Exercise prompt >> Wherever the string "ultimate" occurs in a line of these records, report that line.

** START Records to use **

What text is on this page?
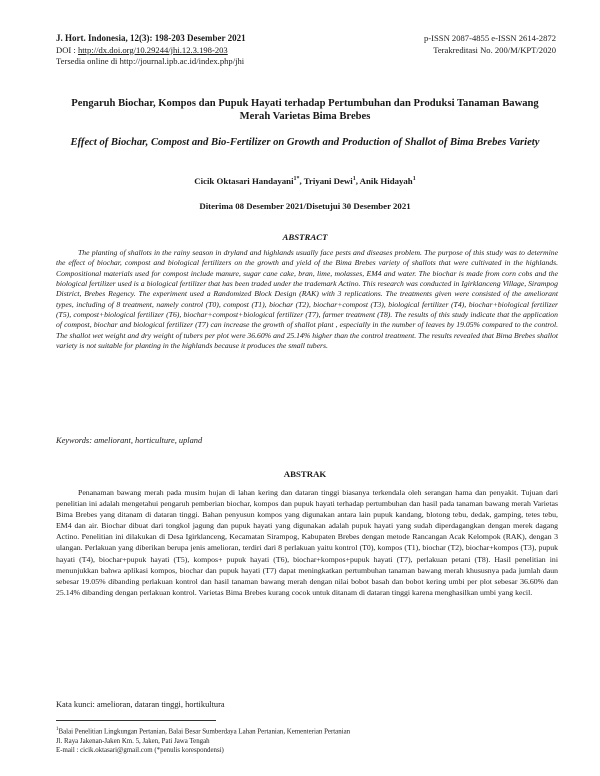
J. Hort. Indonesia, 12(3): 198-203 Desember 2021
DOI : http://dx.doi.org/10.29244/jhi.12.3.198-203
Tersedia online di http://journal.ipb.ac.id/index.php/jhi
p-ISSN 2087-4855 e-ISSN 2614-2872
Terakreditasi No. 200/M/KPT/2020
Pengaruh Biochar, Kompos dan Pupuk Hayati terhadap Pertumbuhan dan Produksi Tanaman Bawang Merah Varietas Bima Brebes
Effect of Biochar, Compost and Bio-Fertilizer on Growth and Production of Shallot of Bima Brebes Variety
Cicik Oktasari Handayani$^{1*}$, Triyani Dewi$^1$, Anik Hidayah$^1$
Diterima 08 Desember 2021/Disetujui 30 Desember 2021
ABSTRACT
The planting of shallots in the rainy season in dryland and highlands usually face pests and diseases problem. The purpose of this study was to determine the effect of biochar, compost and biological fertilizers on the growth and yield of the Bima Brebes variety of shallots that were cultivated in the highlands. Compositional materials used for compost include manure, sugar cane cake, bran, lime, molasses, EM4 and water. The biochar is made from corn cobs and the biological fertilizer used is a biological fertilizer that has been traded under the trademark Actino. This research was conducted in Igirklanceng Village, Sirampog District, Brebes Regency. The experiment used a Randomized Block Design (RAK) with 3 replications. The treatments given were consisted of the ameliorant types, including of 8 treatment, namely control (T0), compost (T1), biochar (T2), biochar+compost (T3), biological fertilizer (T4), biochar+biological fertilizer (T5), compost+biological fertilizer (T6), biochar+compost+biological fertilizer (T7), farmer treatment (T8). The results of this study indicate that the application of compost, biochar and biological fertilizer (T7) can increase the growth of shallot plant , especially in the number of leaves by 19.05% compared to the control. The shallot wet weight and dry weight of tubers per plot were 36.60% and 25.14% higher than the control treatment. The results revealed that Bima Brebes shallot variety is not suitable for planting in the highlands because it produces the small tubers.
Keywords: ameliorant, horticulture, upland
ABSTRAK
Penanaman bawang merah pada musim hujan di lahan kering dan dataran tinggi biasanya terkendala oleh serangan hama dan penyakit. Tujuan dari penelitian ini adalah mengetahui pengaruh pemberian biochar, kompos dan pupuk hayati terhadap pertumbuhan dan hasil pada tanaman bawang merah Varietas Bima Brebes yang ditanam di dataran tinggi. Bahan penyusun kompos yang digunakan antara lain pupuk kandang, blotong tebu, dedak, gamping, tetes tebu, EM4 dan air. Biochar dibuat dari tongkol jagung dan pupuk hayati yang digunakan adalah pupuk hayati yang sudah diperdagangkan dengan merek dagang Actino. Penelitian ini dilakukan di Desa Igirklanceng, Kecamatan Sirampog, Kabupaten Brebes dengan metode Rancangan Acak Kelompok (RAK), dengan 3 ulangan. Perlakuan yang diberikan berupa jenis amelioran, terdiri dari 8 perlakuan yaitu kontrol (T0), kompos (T1), biochar (T2), biochar+kompos (T3), pupuk hayati (T4), biochar+pupuk hayati (T5), kompos+ pupuk hayati (T6), biochar+kompos+pupuk hayati (T7), perlakuan petani (T8). Hasil penelitian ini menunjukkan bahwa aplikasi kompos, biochar dan pupuk hayati (T7) dapat meningkatkan pertumbuhan tanaman bawang merah khususnya pada jumlah daun sebesar 19.05% dibanding perlakuan kontrol dan hasil tanaman bawang merah dengan nilai bobot basah dan bobot kering umbi per plot sebesar 36.60% dan 25.14% dibanding dengan perlakuan kontrol. Varietas Bima Brebes kurang cocok untuk ditanam di dataran tinggi karena menghasilkan umbi yang kecil.
Kata kunci: amelioran, dataran tinggi, hortikultura
$^1$Balai Penelitian Lingkungan Pertanian, Balai Besar Sumberdaya Lahan Pertanian, Kementerian Pertanian
Jl. Raya Jakenan-Jaken Km. 5, Jaken, Pati Jawa Tengah
E-mail : cicik.oktasari@gmail.com (*penulis korespondensi)
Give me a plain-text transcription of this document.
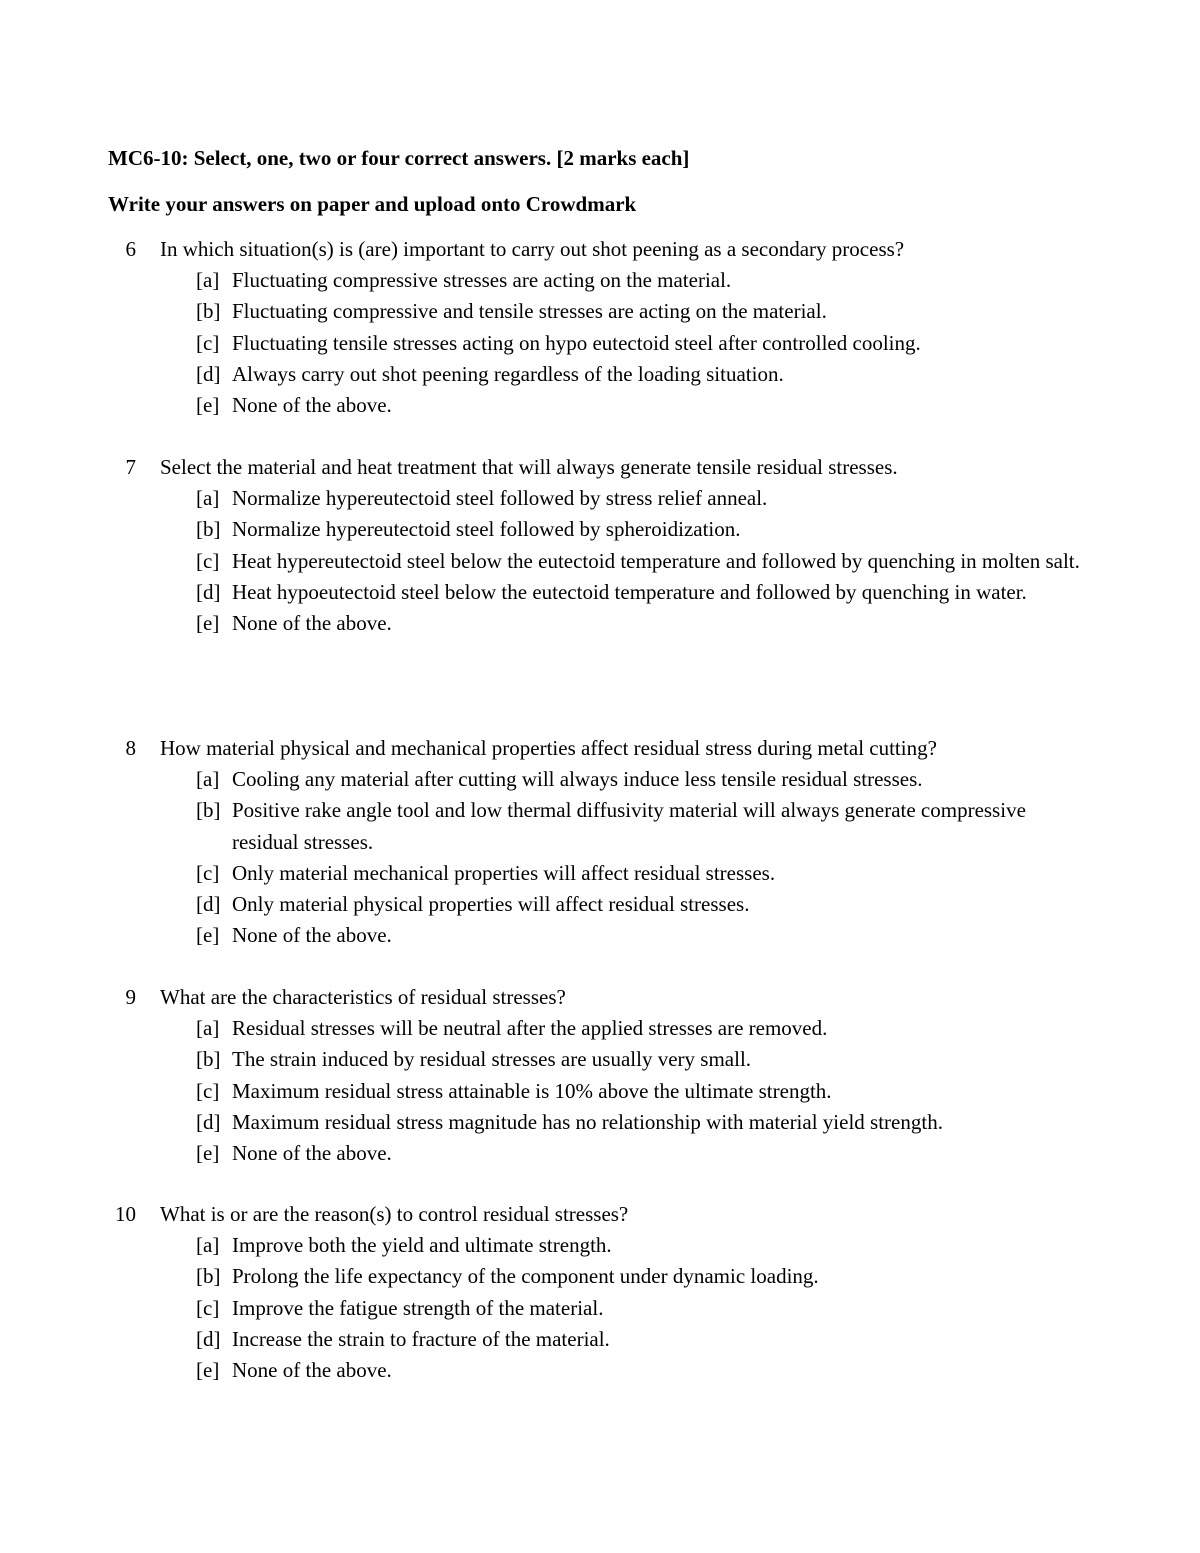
MC6-10: Select, one, two or four correct answers. [2 marks each]
Write your answers on paper and upload onto Crowdmark
6 In which situation(s) is (are) important to carry out shot peening as a secondary process?
[a] Fluctuating compressive stresses are acting on the material.
[b] Fluctuating compressive and tensile stresses are acting on the material.
[c] Fluctuating tensile stresses acting on hypo eutectoid steel after controlled cooling.
[d] Always carry out shot peening regardless of the loading situation.
[e] None of the above.
7 Select the material and heat treatment that will always generate tensile residual stresses.
[a] Normalize hypereutectoid steel followed by stress relief anneal.
[b] Normalize hypereutectoid steel followed by spheroidization.
[c] Heat hypereutectoid steel below the eutectoid temperature and followed by quenching in molten salt.
[d] Heat hypoeutectoid steel below the eutectoid temperature and followed by quenching in water.
[e] None of the above.
8 How material physical and mechanical properties affect residual stress during metal cutting?
[a] Cooling any material after cutting will always induce less tensile residual stresses.
[b] Positive rake angle tool and low thermal diffusivity material will always generate compressive residual stresses.
[c] Only material mechanical properties will affect residual stresses.
[d] Only material physical properties will affect residual stresses.
[e] None of the above.
9 What are the characteristics of residual stresses?
[a] Residual stresses will be neutral after the applied stresses are removed.
[b] The strain induced by residual stresses are usually very small.
[c] Maximum residual stress attainable is 10% above the ultimate strength.
[d] Maximum residual stress magnitude has no relationship with material yield strength.
[e] None of the above.
10 What is or are the reason(s) to control residual stresses?
[a] Improve both the yield and ultimate strength.
[b] Prolong the life expectancy of the component under dynamic loading.
[c] Improve the fatigue strength of the material.
[d] Increase the strain to fracture of the material.
[e] None of the above.
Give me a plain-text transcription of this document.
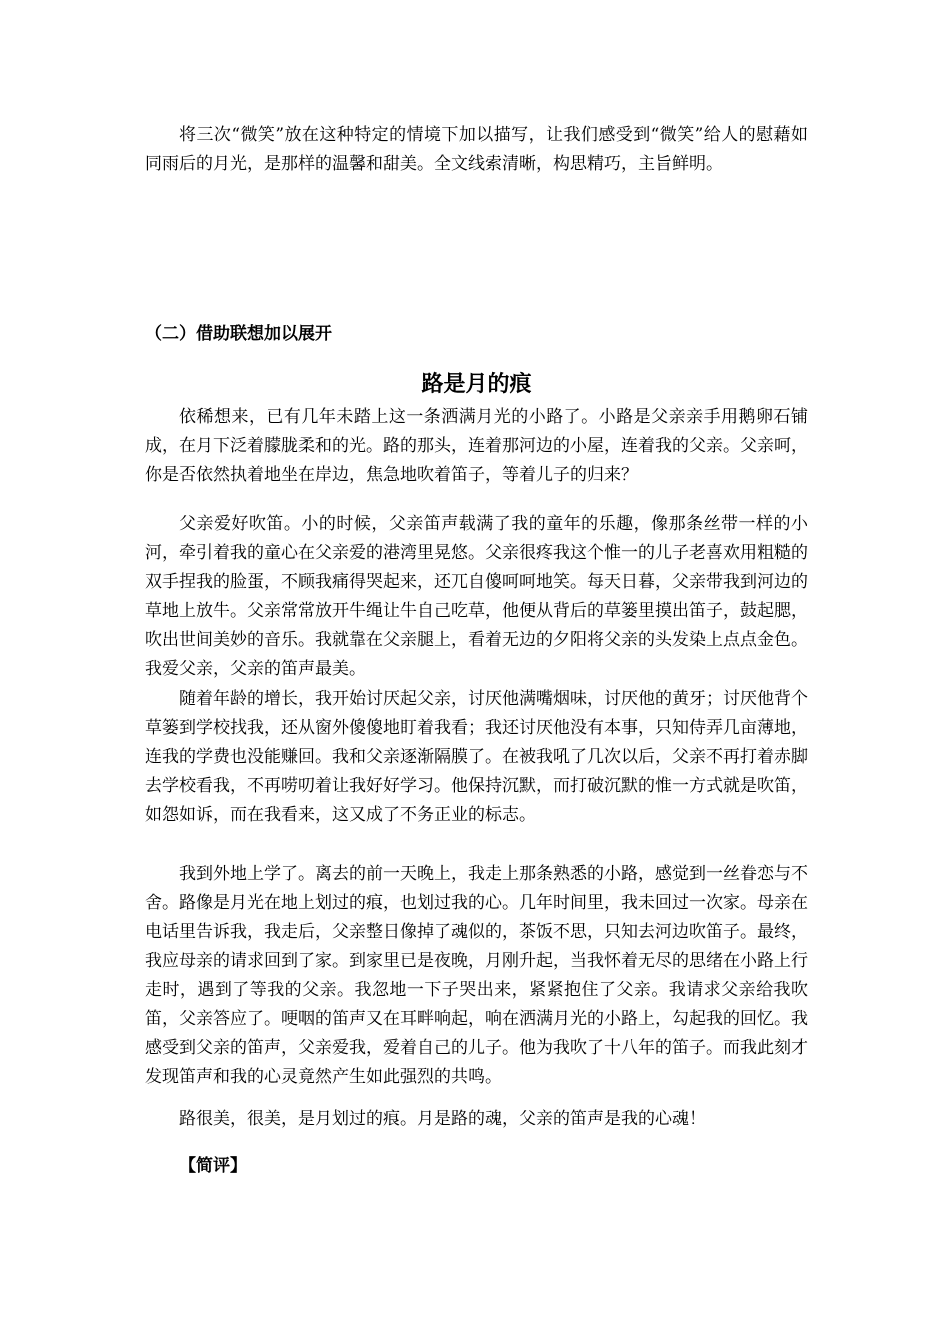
将三次“微笑”放在这种特定的情境下加以描写，让我们感受到“微笑”给人的慰藉如同雨后的月光，是那样的温馨和甜美。全文线索清晰，构思精巧，主旨鲜明。

（二）借助联想加以展开
路是月的痕

依稀想来，已有几年未踏上这一条洒满月光的小路了。小路是父亲亲手用鹅卵石铺成，在月下泛着朦胧柔和的光。路的那头，连着那河边的小屋，连着我的父亲。父亲呵，你是否依然执着地坐在岸边，焦急地吹着笛子，等着儿子的归来？

父亲爱好吹笛。小的时候，父亲笛声载满了我的童年的乐趣，像那条丝带一样的小河，牵引着我的童心在父亲爱的港湾里晃悠。父亲很疼我这个惟一的儿子老喜欢用粗糙的双手捏我的脸蛋，不顾我痛得哭起来，还兀自傻呵呵地笑。每天日暮，父亲带我到河边的草地上放牛。父亲常常放开牛绳让牛自己吃草，他便从背后的草篓里摸出笛子，鼓起腮，吹出世间美妙的音乐。我就靠在父亲腿上，看着无边的夕阳将父亲的头发染上点点金色。我爱父亲，父亲的笛声最美。

随着年龄的增长，我开始讨厌起父亲，讨厌他满嘴烟味，讨厌他的黄牙；讨厌他背个草篓到学校找我，还从窗外傻傻地盯着我看；我还讨厌他没有本事，只知侍弄几亩薄地，连我的学费也没能赚回。我和父亲逐渐隔膜了。在被我吼了几次以后，父亲不再打着赤脚去学校看我，不再唠叨着让我好好学习。他保持沉默，而打破沉默的惟一方式就是吹笛，如怨如诉，而在我看来，这又成了不务正业的标志。

我到外地上学了。离去的前一天晚上，我走上那条熟悉的小路，感觉到一丝眷恋与不舍。路像是月光在地上划过的痕，也划过我的心。几年时间里，我未回过一次家。母亲在电话里告诉我，我走后，父亲整日像掉了魂似的，茶饭不思，只知去河边吹笛子。最终，我应母亲的请求回到了家。到家里已是夜晚，月刚升起，当我怀着无尽的思绪在小路上行走时，遇到了等我的父亲。我忽地一下子哭出来，紧紧抱住了父亲。我请求父亲给我吹笛，父亲答应了。哽咽的笛声又在耳畔响起，响在洒满月光的小路上，勾起我的回忆。我感受到父亲的笛声，父亲爱我，爱着自己的儿子。他为我吹了十八年的笛子。而我此刻才发现笛声和我的心灵竟然产生如此强烈的共鸣。

路很美，很美，是月划过的痕。月是路的魂，父亲的笛声是我的心魂！

【简评】
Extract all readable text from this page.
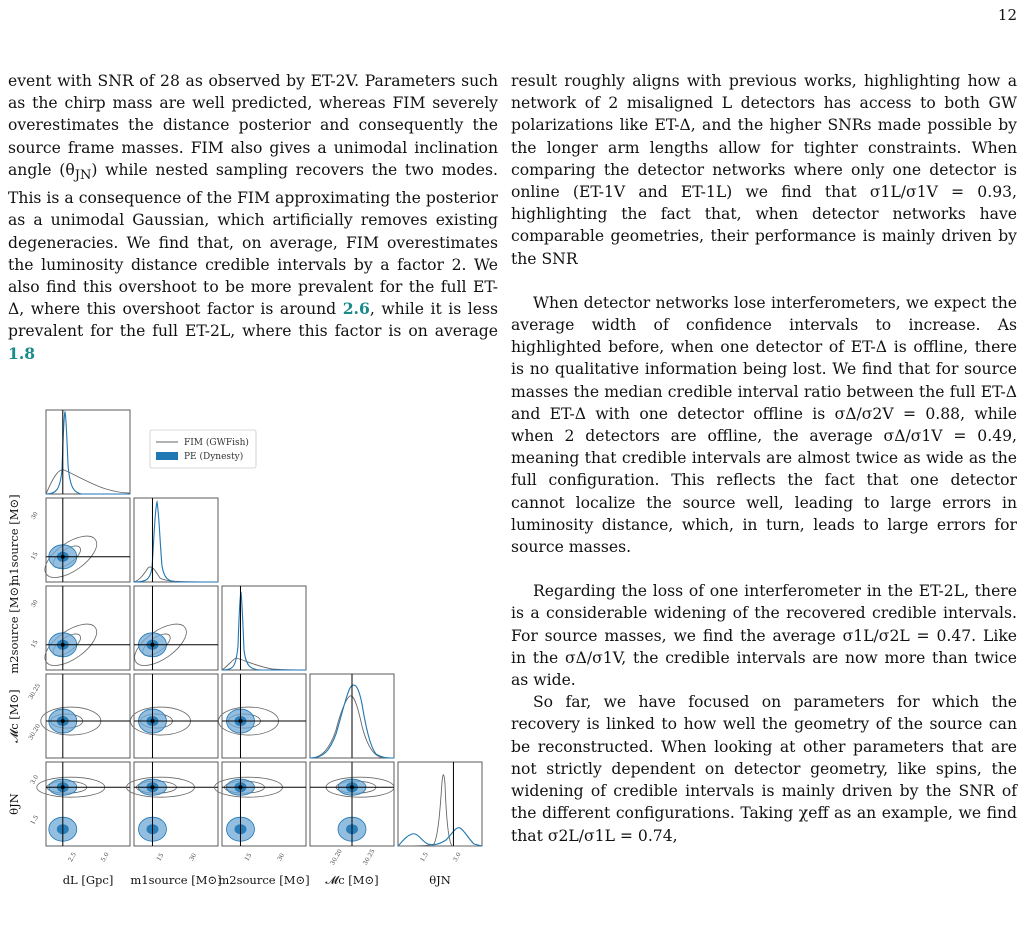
12

event with SNR of 28 as observed by ET-2V. Parameters such as the chirp mass are well predicted, whereas FIM severely overestimates the distance posterior and consequently the source frame masses. FIM also gives a unimodal inclination angle $(\theta_{JN})$ while nested sampling recovers the two modes. This is a consequence of the FIM approximating the posterior as a unimodal Gaussian, which artificially removes existing degeneracies. We find that, on average, FIM overestimates the luminosity distance credible intervals by a factor 2. We also find this overshoot to be more prevalent for the full ET-Δ, where this overshoot factor is around 2.6, while it is less prevalent for the full ET-2L, where this factor is on average 1.8

result roughly aligns with previous works, highlighting how a network of 2 misaligned L detectors has access to both GW polarizations like ET-Δ, and the higher SNRs made possible by the longer arm lengths allow for tighter constraints. When comparing the detector networks where only one detector is online (ET-1V and ET-1L) we find that σ1L/σ1V = 0.93, highlighting the fact that, when detector networks have comparable geometries, their performance is mainly driven by the SNR

When detector networks lose interferometers, we expect the average width of confidence intervals to increase. As highlighted before, when one detector of ET-Δ is offline, there is no qualitative information being lost. We find that for source masses the median credible interval ratio between the full ET-Δ and ET-Δ with one detector offline is σΔ/σ2V = 0.88, while when 2 detectors are offline, the average σΔ/σ1V = 0.49, meaning that credible intervals are almost twice as wide as the full configuration. This reflects the fact that one detector cannot localize the source well, leading to large errors in luminosity distance, which, in turn, leads to large errors for source masses.

Regarding the loss of one interferometer in the ET-2L, there is a considerable widening of the recovered credible intervals. For source masses, we find the average σ1L/σ2L = 0.47. Like in the σΔ/σ1V, the credible intervals are now more than twice as wide.

So far, we have focused on parameters for which the recovery is linked to how well the geometry of the source can be reconstructed. When looking at other parameters that are not strictly dependent on detector geometry, like spins, the widening of credible intervals is mainly driven by the SNR of the different configurations. Taking χeff as an example, we find that σ2L/σ1L = 0.74,

FIM (GWFish)
PE (Dynesty)
dL [Gpc]
2.5	5.0
m1source [M⊙]
15	30
m2source [M⊙]
15	30
𝓜c [M⊙]
30.20	30.25
θJN
1.5	3.0
m1source [M⊙] 30
15
m2source [M⊙] 30
15
𝓜c [M⊙] 30.25
30.20
θJN
3.0
1.5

** END Records to use **

Reply >>
[c] Maximum residual stress attainable is 10% above the ultimate strength.
[a] Improve both the yield and ultimate strength.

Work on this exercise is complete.